Required work
Give every entry again, word for word.

**** Records for processing ****

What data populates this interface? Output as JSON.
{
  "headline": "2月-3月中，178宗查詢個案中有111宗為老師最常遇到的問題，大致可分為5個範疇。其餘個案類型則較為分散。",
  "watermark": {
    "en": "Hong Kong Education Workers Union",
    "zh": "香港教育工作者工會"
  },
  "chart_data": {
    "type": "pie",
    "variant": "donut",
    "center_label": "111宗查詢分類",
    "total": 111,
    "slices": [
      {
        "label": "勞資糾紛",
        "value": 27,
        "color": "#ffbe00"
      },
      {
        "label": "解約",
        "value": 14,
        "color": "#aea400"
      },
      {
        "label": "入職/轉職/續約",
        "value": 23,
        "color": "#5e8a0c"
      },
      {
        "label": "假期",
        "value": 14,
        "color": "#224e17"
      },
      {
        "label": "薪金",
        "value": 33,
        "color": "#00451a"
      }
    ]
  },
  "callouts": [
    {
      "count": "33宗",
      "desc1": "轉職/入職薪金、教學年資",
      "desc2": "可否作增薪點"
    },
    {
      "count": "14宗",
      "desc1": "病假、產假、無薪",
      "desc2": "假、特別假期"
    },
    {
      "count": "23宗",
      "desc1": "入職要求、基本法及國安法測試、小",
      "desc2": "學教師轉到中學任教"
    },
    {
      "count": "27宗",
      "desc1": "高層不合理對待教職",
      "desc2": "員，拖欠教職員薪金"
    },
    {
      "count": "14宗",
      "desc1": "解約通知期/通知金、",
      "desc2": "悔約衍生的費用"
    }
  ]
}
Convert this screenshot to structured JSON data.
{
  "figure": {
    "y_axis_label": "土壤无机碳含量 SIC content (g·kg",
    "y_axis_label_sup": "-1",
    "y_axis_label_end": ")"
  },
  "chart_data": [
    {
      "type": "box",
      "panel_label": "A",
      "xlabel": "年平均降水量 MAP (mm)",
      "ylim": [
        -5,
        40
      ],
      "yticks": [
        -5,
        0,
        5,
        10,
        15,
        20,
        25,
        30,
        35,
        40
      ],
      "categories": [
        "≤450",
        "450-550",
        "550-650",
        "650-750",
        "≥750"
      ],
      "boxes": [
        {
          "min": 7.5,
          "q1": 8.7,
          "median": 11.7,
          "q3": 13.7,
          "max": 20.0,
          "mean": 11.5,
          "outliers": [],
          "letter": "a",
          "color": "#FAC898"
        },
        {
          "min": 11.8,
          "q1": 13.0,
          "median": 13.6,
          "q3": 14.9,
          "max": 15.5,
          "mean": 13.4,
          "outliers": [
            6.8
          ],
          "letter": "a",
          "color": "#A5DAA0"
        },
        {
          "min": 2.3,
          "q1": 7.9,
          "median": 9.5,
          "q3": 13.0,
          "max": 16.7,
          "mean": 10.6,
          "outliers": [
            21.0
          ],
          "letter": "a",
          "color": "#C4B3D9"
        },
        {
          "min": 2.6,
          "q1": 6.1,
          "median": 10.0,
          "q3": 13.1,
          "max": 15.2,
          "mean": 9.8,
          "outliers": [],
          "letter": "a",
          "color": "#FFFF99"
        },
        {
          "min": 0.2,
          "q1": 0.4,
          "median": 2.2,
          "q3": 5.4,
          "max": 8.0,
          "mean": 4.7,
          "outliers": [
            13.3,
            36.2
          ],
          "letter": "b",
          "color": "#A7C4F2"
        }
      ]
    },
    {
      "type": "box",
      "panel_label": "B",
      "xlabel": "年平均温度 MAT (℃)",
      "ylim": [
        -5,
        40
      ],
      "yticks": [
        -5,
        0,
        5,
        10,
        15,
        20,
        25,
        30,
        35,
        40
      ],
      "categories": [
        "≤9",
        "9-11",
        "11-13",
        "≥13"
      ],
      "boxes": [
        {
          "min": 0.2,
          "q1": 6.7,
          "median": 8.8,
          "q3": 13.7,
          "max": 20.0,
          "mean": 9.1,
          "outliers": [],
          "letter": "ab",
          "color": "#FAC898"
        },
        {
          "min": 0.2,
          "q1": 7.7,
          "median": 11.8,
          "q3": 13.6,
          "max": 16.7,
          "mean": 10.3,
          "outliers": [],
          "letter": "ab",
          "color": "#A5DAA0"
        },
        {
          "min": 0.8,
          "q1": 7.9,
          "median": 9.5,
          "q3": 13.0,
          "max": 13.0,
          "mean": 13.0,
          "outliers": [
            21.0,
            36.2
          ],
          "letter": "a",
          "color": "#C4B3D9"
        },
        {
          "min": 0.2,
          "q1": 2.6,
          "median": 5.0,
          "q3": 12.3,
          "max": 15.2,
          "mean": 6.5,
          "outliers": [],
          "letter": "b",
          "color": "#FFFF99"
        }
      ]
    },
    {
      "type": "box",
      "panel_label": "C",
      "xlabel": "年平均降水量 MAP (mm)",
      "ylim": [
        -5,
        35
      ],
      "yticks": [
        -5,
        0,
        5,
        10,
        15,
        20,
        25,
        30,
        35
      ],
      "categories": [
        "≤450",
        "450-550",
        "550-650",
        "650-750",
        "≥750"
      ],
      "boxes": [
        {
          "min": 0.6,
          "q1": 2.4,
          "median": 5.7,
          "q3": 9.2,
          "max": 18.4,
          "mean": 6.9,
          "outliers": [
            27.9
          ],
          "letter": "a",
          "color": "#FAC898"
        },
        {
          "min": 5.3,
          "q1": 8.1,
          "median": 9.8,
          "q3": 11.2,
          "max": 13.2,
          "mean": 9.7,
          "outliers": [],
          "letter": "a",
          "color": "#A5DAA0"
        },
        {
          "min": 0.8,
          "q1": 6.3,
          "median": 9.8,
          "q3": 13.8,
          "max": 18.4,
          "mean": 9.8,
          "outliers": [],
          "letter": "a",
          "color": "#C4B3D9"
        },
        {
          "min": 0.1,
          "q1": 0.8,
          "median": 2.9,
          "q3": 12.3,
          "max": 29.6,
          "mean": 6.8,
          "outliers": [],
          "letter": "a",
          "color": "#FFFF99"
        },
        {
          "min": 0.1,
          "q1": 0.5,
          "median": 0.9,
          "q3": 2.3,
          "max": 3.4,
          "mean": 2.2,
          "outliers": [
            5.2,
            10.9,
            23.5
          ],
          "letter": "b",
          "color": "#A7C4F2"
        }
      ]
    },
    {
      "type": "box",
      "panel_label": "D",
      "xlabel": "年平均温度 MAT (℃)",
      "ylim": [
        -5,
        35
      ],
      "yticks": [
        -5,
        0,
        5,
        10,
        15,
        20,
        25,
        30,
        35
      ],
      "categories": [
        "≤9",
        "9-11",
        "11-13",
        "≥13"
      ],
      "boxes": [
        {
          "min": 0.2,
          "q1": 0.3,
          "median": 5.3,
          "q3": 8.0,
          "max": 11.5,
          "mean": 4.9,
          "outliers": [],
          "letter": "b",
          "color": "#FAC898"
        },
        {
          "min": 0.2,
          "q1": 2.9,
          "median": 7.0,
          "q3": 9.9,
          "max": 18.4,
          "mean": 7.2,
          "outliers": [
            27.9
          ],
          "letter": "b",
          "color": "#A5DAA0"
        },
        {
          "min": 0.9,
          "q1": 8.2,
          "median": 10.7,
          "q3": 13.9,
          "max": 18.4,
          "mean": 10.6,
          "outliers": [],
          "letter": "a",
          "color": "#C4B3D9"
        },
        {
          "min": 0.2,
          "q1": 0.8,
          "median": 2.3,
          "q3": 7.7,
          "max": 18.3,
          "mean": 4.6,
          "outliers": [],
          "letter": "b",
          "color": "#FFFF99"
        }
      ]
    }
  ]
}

****

Solved problem
What data populates this interface? Output as JSON.
{
  "headline": "2月-3月中，178宗查詢個案中有111宗為老師最常遇到的問題，大致可分為5個範疇。其餘個案類型則較為分散。",
  "watermark": {
    "en": "Hong Kong Education Workers Union",
    "zh": "香港教育工作者工會"
  },
  "chart_data": {
    "type": "pie",
    "variant": "donut",
    "center_label": "111宗查詢分類",
    "total": 111,
    "slices": [
      {
        "label": "勞資糾紛",
        "value": 27,
        "color": "#ffbe00"
      },
      {
        "label": "解約",
        "value": 14,
        "color": "#aea400"
      },
      {
        "label": "入職/轉職/續約",
        "value": 23,
        "color": "#5e8a0c"
      },
      {
        "label": "假期",
        "value": 14,
        "color": "#224e17"
      },
      {
        "label": "薪金",
        "value": 33,
        "color": "#00451a"
      }
    ]
  },
  "callouts": [
    {
      "count": "33宗",
      "desc1": "轉職/入職薪金、教學年資",
      "desc2": "可否作增薪點"
    },
    {
      "count": "14宗",
      "desc1": "病假、產假、無薪",
      "desc2": "假、特別假期"
    },
    {
      "count": "23宗",
      "desc1": "入職要求、基本法及國安法測試、小",
      "desc2": "學教師轉到中學任教"
    },
    {
      "count": "27宗",
      "desc1": "高層不合理對待教職",
      "desc2": "員，拖欠教職員薪金"
    },
    {
      "count": "14宗",
      "desc1": "解約通知期/通知金、",
      "desc2": "悔約衍生的費用"
    }
  ]
}
Convert this screenshot to structured JSON data.
{
  "figure": {
    "y_axis_label": "土壤无机碳含量 SIC content (g·kg",
    "y_axis_label_sup": "-1",
    "y_axis_label_end": ")"
  },
  "chart_data": [
    {
      "type": "box",
      "panel_label": "A",
      "xlabel": "年平均降水量 MAP (mm)",
      "ylim": [
        -5,
        40
      ],
      "yticks": [
        -5,
        0,
        5,
        10,
        15,
        20,
        25,
        30,
        35,
        40
      ],
      "categories": [
        "≤450",
        "450-550",
        "550-650",
        "650-750",
        "≥750"
      ],
      "boxes": [
        {
          "min": 7.5,
          "q1": 8.7,
          "median": 11.7,
          "q3": 13.7,
          "max": 20.0,
          "mean": 11.5,
          "outliers": [],
          "letter": "a",
          "color": "#FAC898"
        },
        {
          "min": 11.8,
          "q1": 13.0,
          "median": 13.6,
          "q3": 14.9,
          "max": 15.5,
          "mean": 13.4,
          "outliers": [
            6.8
          ],
          "letter": "a",
          "color": "#A5DAA0"
        },
        {
          "min": 2.3,
          "q1": 7.9,
          "median": 9.5,
          "q3": 13.0,
          "max": 16.7,
          "mean": 10.6,
          "outliers": [
            21.0
          ],
          "letter": "a",
          "color": "#C4B3D9"
        },
        {
          "min": 2.6,
          "q1": 6.1,
          "median": 10.0,
          "q3": 13.1,
          "max": 15.2,
          "mean": 9.8,
          "outliers": [],
          "letter": "a",
          "color": "#FFFF99"
        },
        {
          "min": 0.2,
          "q1": 0.4,
          "median": 2.2,
          "q3": 5.4,
          "max": 8.0,
          "mean": 4.7,
          "outliers": [
            13.3,
            36.2
          ],
          "letter": "b",
          "color": "#A7C4F2"
        }
      ]
    },
    {
      "type": "box",
      "panel_label": "B",
      "xlabel": "年平均温度 MAT (℃)",
      "ylim": [
        -5,
        40
      ],
      "yticks": [
        -5,
        0,
        5,
        10,
        15,
        20,
        25,
        30,
        35,
        40
      ],
      "categories": [
        "≤9",
        "9-11",
        "11-13",
        "≥13"
      ],
      "boxes": [
        {
          "min": 0.2,
          "q1": 6.7,
          "median": 8.8,
          "q3": 13.7,
          "max": 20.0,
          "mean": 9.1,
          "outliers": [],
          "letter": "ab",
          "color": "#FAC898"
        },
        {
          "min": 0.2,
          "q1": 7.7,
          "median": 11.8,
          "q3": 13.6,
          "max": 16.7,
          "mean": 10.3,
          "outliers": [],
          "letter": "ab",
          "color": "#A5DAA0"
        },
        {
          "min": 0.8,
          "q1": 7.9,
          "median": 9.5,
          "q3": 13.0,
          "max": 13.0,
          "mean": 13.0,
          "outliers": [
            21.0,
            36.2
          ],
          "letter": "a",
          "color": "#C4B3D9"
        },
        {
          "min": 0.2,
          "q1": 2.6,
          "median": 5.0,
          "q3": 12.3,
          "max": 15.2,
          "mean": 6.5,
          "outliers": [],
          "letter": "b",
          "color": "#FFFF99"
        }
      ]
    },
    {
      "type": "box",
      "panel_label": "C",
      "xlabel": "年平均降水量 MAP (mm)",
      "ylim": [
        -5,
        35
      ],
      "yticks": [
        -5,
        0,
        5,
        10,
        15,
        20,
        25,
        30,
        35
      ],
      "categories": [
        "≤450",
        "450-550",
        "550-650",
        "650-750",
        "≥750"
      ],
      "boxes": [
        {
          "min": 0.6,
          "q1": 2.4,
          "median": 5.7,
          "q3": 9.2,
          "max": 18.4,
          "mean": 6.9,
          "outliers": [
            27.9
          ],
          "letter": "a",
          "color": "#FAC898"
        },
        {
          "min": 5.3,
          "q1": 8.1,
          "median": 9.8,
          "q3": 11.2,
          "max": 13.2,
          "mean": 9.7,
          "outliers": [],
          "letter": "a",
          "color": "#A5DAA0"
        },
        {
          "min": 0.8,
          "q1": 6.3,
          "median": 9.8,
          "q3": 13.8,
          "max": 18.4,
          "mean": 9.8,
          "outliers": [],
          "letter": "a",
          "color": "#C4B3D9"
        },
        {
          "min": 0.1,
          "q1": 0.8,
          "median": 2.9,
          "q3": 12.3,
          "max": 29.6,
          "mean": 6.8,
          "outliers": [],
          "letter": "a",
          "color": "#FFFF99"
        },
        {
          "min": 0.1,
          "q1": 0.5,
          "median": 0.9,
          "q3": 2.3,
          "max": 3.4,
          "mean": 2.2,
          "outliers": [
            5.2,
            10.9,
            23.5
          ],
          "letter": "b",
          "color": "#A7C4F2"
        }
      ]
    },
    {
      "type": "box",
      "panel_label": "D",
      "xlabel": "年平均温度 MAT (℃)",
      "ylim": [
        -5,
        35
      ],
      "yticks": [
        -5,
        0,
        5,
        10,
        15,
        20,
        25,
        30,
        35
      ],
      "categories": [
        "≤9",
        "9-11",
        "11-13",
        "≥13"
      ],
      "boxes": [
        {
          "min": 0.2,
          "q1": 0.3,
          "median": 5.3,
          "q3": 8.0,
          "max": 11.5,
          "mean": 4.9,
          "outliers": [],
          "letter": "b",
          "color": "#FAC898"
        },
        {
          "min": 0.2,
          "q1": 2.9,
          "median": 7.0,
          "q3": 9.9,
          "max": 18.4,
          "mean": 7.2,
          "outliers": [
            27.9
          ],
          "letter": "b",
          "color": "#A5DAA0"
        },
        {
          "min": 0.9,
          "q1": 8.2,
          "median": 10.7,
          "q3": 13.9,
          "max": 18.4,
          "mean": 10.6,
          "outliers": [],
          "letter": "a",
          "color": "#C4B3D9"
        },
        {
          "min": 0.2,
          "q1": 0.8,
          "median": 2.3,
          "q3": 7.7,
          "max": 18.3,
          "mean": 4.6,
          "outliers": [],
          "letter": "b",
          "color": "#FFFF99"
        }
      ]
    }
  ]
}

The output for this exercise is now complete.